▶ **WHAT TO WORK ON**: Omit all images. Transcribe the rest of the material below exactly.

* START SUPPLIED DATA *

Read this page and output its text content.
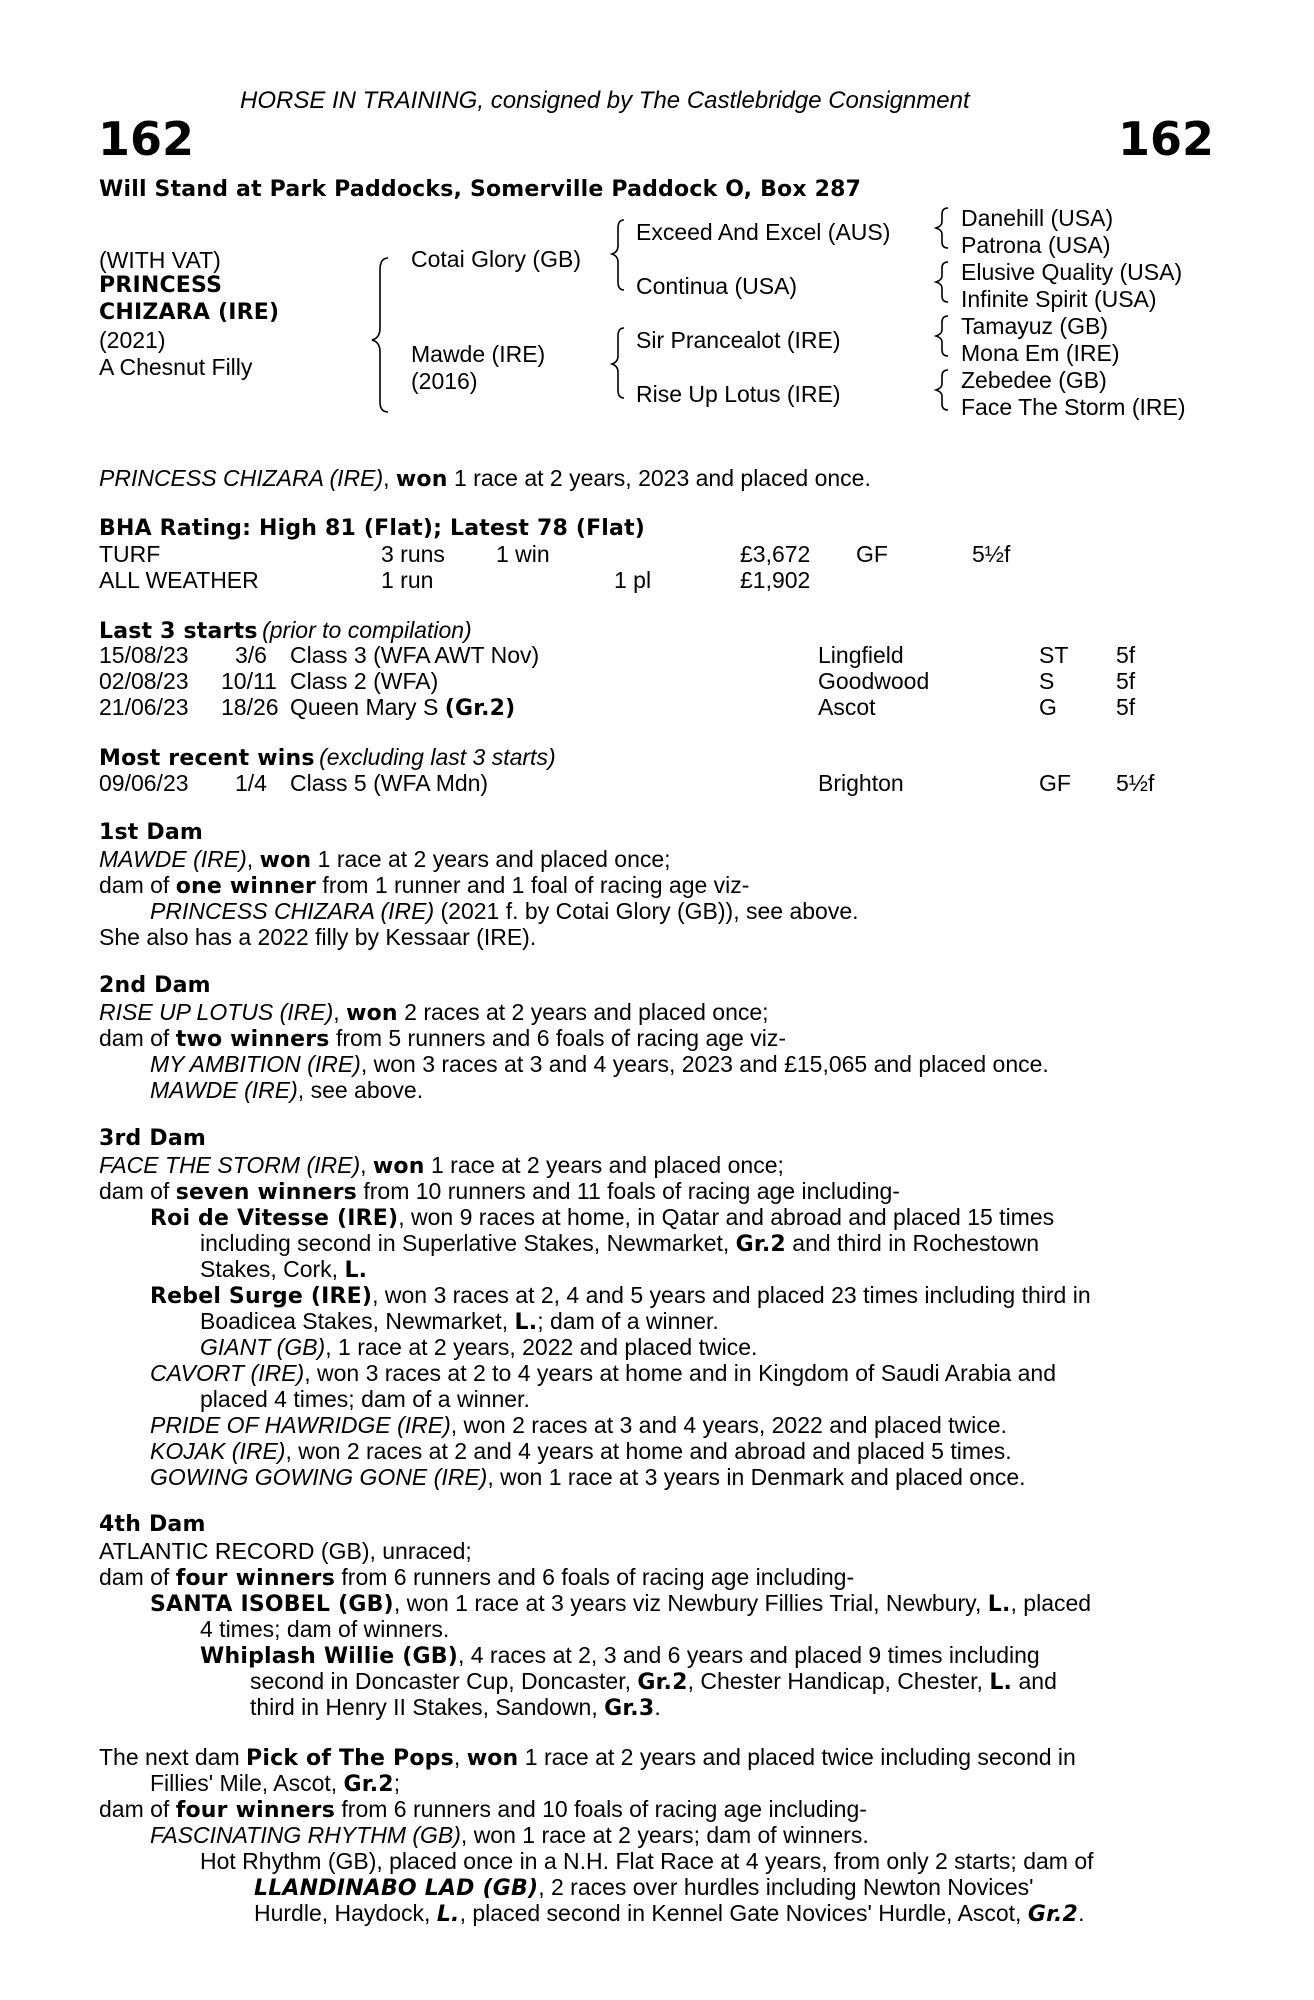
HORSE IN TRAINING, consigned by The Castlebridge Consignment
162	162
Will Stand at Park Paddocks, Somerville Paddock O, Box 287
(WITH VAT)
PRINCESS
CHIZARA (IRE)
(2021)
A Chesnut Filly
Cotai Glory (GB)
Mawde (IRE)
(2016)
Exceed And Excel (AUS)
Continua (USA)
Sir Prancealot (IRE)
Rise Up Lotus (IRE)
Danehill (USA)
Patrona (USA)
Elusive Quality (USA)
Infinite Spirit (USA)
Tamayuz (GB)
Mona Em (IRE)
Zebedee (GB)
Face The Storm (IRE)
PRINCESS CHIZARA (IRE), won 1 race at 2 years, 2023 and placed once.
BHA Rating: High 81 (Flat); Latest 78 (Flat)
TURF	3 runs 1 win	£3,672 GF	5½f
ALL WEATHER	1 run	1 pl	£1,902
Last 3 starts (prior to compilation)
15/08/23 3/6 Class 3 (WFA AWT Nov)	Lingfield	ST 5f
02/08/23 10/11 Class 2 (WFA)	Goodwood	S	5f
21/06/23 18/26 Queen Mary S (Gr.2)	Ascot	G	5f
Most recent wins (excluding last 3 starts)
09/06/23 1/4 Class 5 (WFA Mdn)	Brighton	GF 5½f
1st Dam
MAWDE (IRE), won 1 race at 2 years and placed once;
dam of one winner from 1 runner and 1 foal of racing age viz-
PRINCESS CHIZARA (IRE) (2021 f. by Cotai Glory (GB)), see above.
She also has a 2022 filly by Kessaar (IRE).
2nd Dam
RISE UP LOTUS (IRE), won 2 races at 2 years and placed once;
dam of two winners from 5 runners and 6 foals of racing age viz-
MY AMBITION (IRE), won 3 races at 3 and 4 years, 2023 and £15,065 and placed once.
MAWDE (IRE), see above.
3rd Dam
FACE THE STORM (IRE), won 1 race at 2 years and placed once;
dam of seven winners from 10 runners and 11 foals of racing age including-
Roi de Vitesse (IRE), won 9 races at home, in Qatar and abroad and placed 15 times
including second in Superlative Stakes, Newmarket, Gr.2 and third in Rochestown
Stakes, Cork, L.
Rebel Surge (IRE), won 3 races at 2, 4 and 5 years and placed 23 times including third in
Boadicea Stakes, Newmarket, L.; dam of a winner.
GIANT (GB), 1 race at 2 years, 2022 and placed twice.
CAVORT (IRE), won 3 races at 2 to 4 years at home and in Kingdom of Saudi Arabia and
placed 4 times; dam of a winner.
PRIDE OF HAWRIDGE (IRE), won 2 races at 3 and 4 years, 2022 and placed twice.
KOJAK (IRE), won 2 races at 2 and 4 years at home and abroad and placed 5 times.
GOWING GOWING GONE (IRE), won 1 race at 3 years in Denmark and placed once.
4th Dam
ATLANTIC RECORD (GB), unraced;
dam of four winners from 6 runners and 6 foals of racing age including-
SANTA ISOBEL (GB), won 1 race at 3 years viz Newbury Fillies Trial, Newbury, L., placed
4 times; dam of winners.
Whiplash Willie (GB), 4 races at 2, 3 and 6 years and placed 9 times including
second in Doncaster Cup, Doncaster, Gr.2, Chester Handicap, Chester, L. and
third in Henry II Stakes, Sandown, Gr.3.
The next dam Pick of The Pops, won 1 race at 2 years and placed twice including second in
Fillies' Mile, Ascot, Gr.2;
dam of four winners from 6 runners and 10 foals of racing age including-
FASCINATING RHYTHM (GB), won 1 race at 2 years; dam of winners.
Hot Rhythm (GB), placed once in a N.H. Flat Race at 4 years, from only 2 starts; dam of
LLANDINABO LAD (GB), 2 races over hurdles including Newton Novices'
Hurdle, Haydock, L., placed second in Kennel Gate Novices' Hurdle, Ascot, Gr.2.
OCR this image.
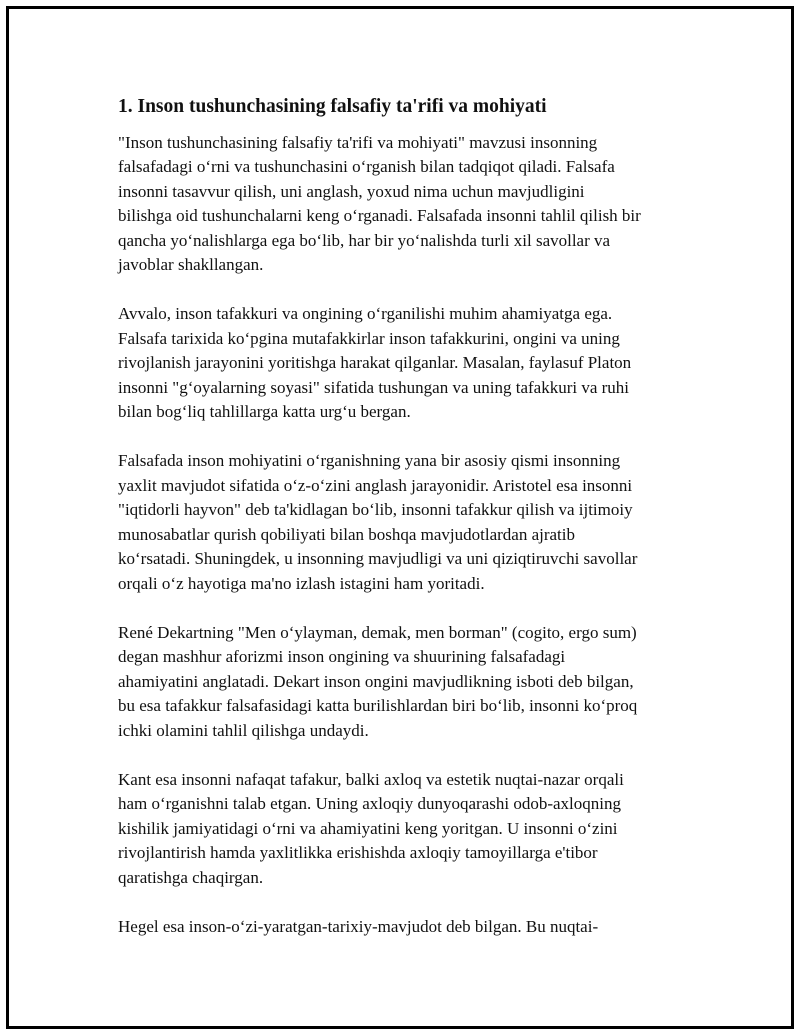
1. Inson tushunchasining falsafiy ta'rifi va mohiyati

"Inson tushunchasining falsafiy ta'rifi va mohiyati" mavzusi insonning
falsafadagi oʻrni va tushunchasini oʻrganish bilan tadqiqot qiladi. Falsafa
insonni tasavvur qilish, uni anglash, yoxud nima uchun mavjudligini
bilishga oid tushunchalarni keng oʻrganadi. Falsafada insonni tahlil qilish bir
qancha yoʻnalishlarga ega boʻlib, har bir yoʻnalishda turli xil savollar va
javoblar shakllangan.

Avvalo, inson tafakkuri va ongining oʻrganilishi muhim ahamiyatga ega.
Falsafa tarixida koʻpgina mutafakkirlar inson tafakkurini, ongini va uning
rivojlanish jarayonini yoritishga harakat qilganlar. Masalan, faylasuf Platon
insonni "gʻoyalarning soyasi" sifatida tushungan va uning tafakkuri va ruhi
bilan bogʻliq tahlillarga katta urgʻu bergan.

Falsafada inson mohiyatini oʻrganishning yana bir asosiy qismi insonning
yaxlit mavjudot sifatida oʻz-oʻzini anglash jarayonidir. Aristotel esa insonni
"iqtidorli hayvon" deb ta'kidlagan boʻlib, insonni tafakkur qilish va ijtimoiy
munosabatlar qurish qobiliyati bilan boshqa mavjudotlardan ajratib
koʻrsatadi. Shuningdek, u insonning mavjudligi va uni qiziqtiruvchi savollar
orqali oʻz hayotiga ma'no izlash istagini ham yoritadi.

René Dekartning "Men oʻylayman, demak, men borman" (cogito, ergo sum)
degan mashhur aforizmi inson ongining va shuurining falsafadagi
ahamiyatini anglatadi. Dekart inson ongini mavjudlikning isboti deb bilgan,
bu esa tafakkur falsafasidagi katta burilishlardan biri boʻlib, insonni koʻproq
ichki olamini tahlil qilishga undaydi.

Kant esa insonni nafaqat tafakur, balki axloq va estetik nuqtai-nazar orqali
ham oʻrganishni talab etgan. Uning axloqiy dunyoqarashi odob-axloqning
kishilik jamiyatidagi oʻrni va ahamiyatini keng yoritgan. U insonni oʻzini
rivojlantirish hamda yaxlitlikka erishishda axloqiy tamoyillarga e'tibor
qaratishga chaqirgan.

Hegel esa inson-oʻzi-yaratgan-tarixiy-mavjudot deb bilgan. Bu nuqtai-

* END SUPPLIED DATA *

▶ **THE REPLY**:
Read this page and output its text content.
HORSE IN TRAINING, consigned by The Castlebridge Consignment
162	162
Will Stand at Park Paddocks, Somerville Paddock O, Box 287
(WITH VAT)
PRINCESS
CHIZARA (IRE)
(2021)
A Chesnut Filly
Cotai Glory (GB)
Mawde (IRE)
(2016)
Exceed And Excel (AUS)
Continua (USA)
Sir Prancealot (IRE)
Rise Up Lotus (IRE)
Danehill (USA)
Patrona (USA)
Elusive Quality (USA)
Infinite Spirit (USA)
Tamayuz (GB)
Mona Em (IRE)
Zebedee (GB)
Face The Storm (IRE)
PRINCESS CHIZARA (IRE), won 1 race at 2 years, 2023 and placed once.
BHA Rating: High 81 (Flat); Latest 78 (Flat)
TURF	3 runs 1 win	£3,672 GF	5½f
ALL WEATHER	1 run	1 pl	£1,902
Last 3 starts (prior to compilation)
15/08/23 3/6 Class 3 (WFA AWT Nov)	Lingfield	ST 5f
02/08/23 10/11 Class 2 (WFA)	Goodwood	S	5f
21/06/23 18/26 Queen Mary S (Gr.2)	Ascot	G	5f
Most recent wins (excluding last 3 starts)
09/06/23 1/4 Class 5 (WFA Mdn)	Brighton	GF 5½f
1st Dam
MAWDE (IRE), won 1 race at 2 years and placed once;
dam of one winner from 1 runner and 1 foal of racing age viz-
PRINCESS CHIZARA (IRE) (2021 f. by Cotai Glory (GB)), see above.
She also has a 2022 filly by Kessaar (IRE).
2nd Dam
RISE UP LOTUS (IRE), won 2 races at 2 years and placed once;
dam of two winners from 5 runners and 6 foals of racing age viz-
MY AMBITION (IRE), won 3 races at 3 and 4 years, 2023 and £15,065 and placed once.
MAWDE (IRE), see above.
3rd Dam
FACE THE STORM (IRE), won 1 race at 2 years and placed once;
dam of seven winners from 10 runners and 11 foals of racing age including-
Roi de Vitesse (IRE), won 9 races at home, in Qatar and abroad and placed 15 times
including second in Superlative Stakes, Newmarket, Gr.2 and third in Rochestown
Stakes, Cork, L.
Rebel Surge (IRE), won 3 races at 2, 4 and 5 years and placed 23 times including third in
Boadicea Stakes, Newmarket, L.; dam of a winner.
GIANT (GB), 1 race at 2 years, 2022 and placed twice.
CAVORT (IRE), won 3 races at 2 to 4 years at home and in Kingdom of Saudi Arabia and
placed 4 times; dam of a winner.
PRIDE OF HAWRIDGE (IRE), won 2 races at 3 and 4 years, 2022 and placed twice.
KOJAK (IRE), won 2 races at 2 and 4 years at home and abroad and placed 5 times.
GOWING GOWING GONE (IRE), won 1 race at 3 years in Denmark and placed once.
4th Dam
ATLANTIC RECORD (GB), unraced;
dam of four winners from 6 runners and 6 foals of racing age including-
SANTA ISOBEL (GB), won 1 race at 3 years viz Newbury Fillies Trial, Newbury, L., placed
4 times; dam of winners.
Whiplash Willie (GB), 4 races at 2, 3 and 6 years and placed 9 times including
second in Doncaster Cup, Doncaster, Gr.2, Chester Handicap, Chester, L. and
third in Henry II Stakes, Sandown, Gr.3.
The next dam Pick of The Pops, won 1 race at 2 years and placed twice including second in
Fillies' Mile, Ascot, Gr.2;
dam of four winners from 6 runners and 10 foals of racing age including-
FASCINATING RHYTHM (GB), won 1 race at 2 years; dam of winners.
Hot Rhythm (GB), placed once in a N.H. Flat Race at 4 years, from only 2 starts; dam of
LLANDINABO LAD (GB), 2 races over hurdles including Newton Novices'
Hurdle, Haydock, L., placed second in Kennel Gate Novices' Hurdle, Ascot, Gr.2.
OCR this image.
1. Inson tushunchasining falsafiy ta'rifi va mohiyati

"Inson tushunchasining falsafiy ta'rifi va mohiyati" mavzusi insonning
falsafadagi oʻrni va tushunchasini oʻrganish bilan tadqiqot qiladi. Falsafa
insonni tasavvur qilish, uni anglash, yoxud nima uchun mavjudligini
bilishga oid tushunchalarni keng oʻrganadi. Falsafada insonni tahlil qilish bir
qancha yoʻnalishlarga ega boʻlib, har bir yoʻnalishda turli xil savollar va
javoblar shakllangan.

Avvalo, inson tafakkuri va ongining oʻrganilishi muhim ahamiyatga ega.
Falsafa tarixida koʻpgina mutafakkirlar inson tafakkurini, ongini va uning
rivojlanish jarayonini yoritishga harakat qilganlar. Masalan, faylasuf Platon
insonni "gʻoyalarning soyasi" sifatida tushungan va uning tafakkuri va ruhi
bilan bogʻliq tahlillarga katta urgʻu bergan.

Falsafada inson mohiyatini oʻrganishning yana bir asosiy qismi insonning
yaxlit mavjudot sifatida oʻz-oʻzini anglash jarayonidir. Aristotel esa insonni
"iqtidorli hayvon" deb ta'kidlagan boʻlib, insonni tafakkur qilish va ijtimoiy
munosabatlar qurish qobiliyati bilan boshqa mavjudotlardan ajratib
koʻrsatadi. Shuningdek, u insonning mavjudligi va uni qiziqtiruvchi savollar
orqali oʻz hayotiga ma'no izlash istagini ham yoritadi.

René Dekartning "Men oʻylayman, demak, men borman" (cogito, ergo sum)
degan mashhur aforizmi inson ongining va shuurining falsafadagi
ahamiyatini anglatadi. Dekart inson ongini mavjudlikning isboti deb bilgan,
bu esa tafakkur falsafasidagi katta burilishlardan biri boʻlib, insonni koʻproq
ichki olamini tahlil qilishga undaydi.

Kant esa insonni nafaqat tafakur, balki axloq va estetik nuqtai-nazar orqali
ham oʻrganishni talab etgan. Uning axloqiy dunyoqarashi odob-axloqning
kishilik jamiyatidagi oʻrni va ahamiyatini keng yoritgan. U insonni oʻzini
rivojlantirish hamda yaxlitlikka erishishda axloqiy tamoyillarga e'tibor
qaratishga chaqirgan.

Hegel esa inson-oʻzi-yaratgan-tarixiy-mavjudot deb bilgan. Bu nuqtai-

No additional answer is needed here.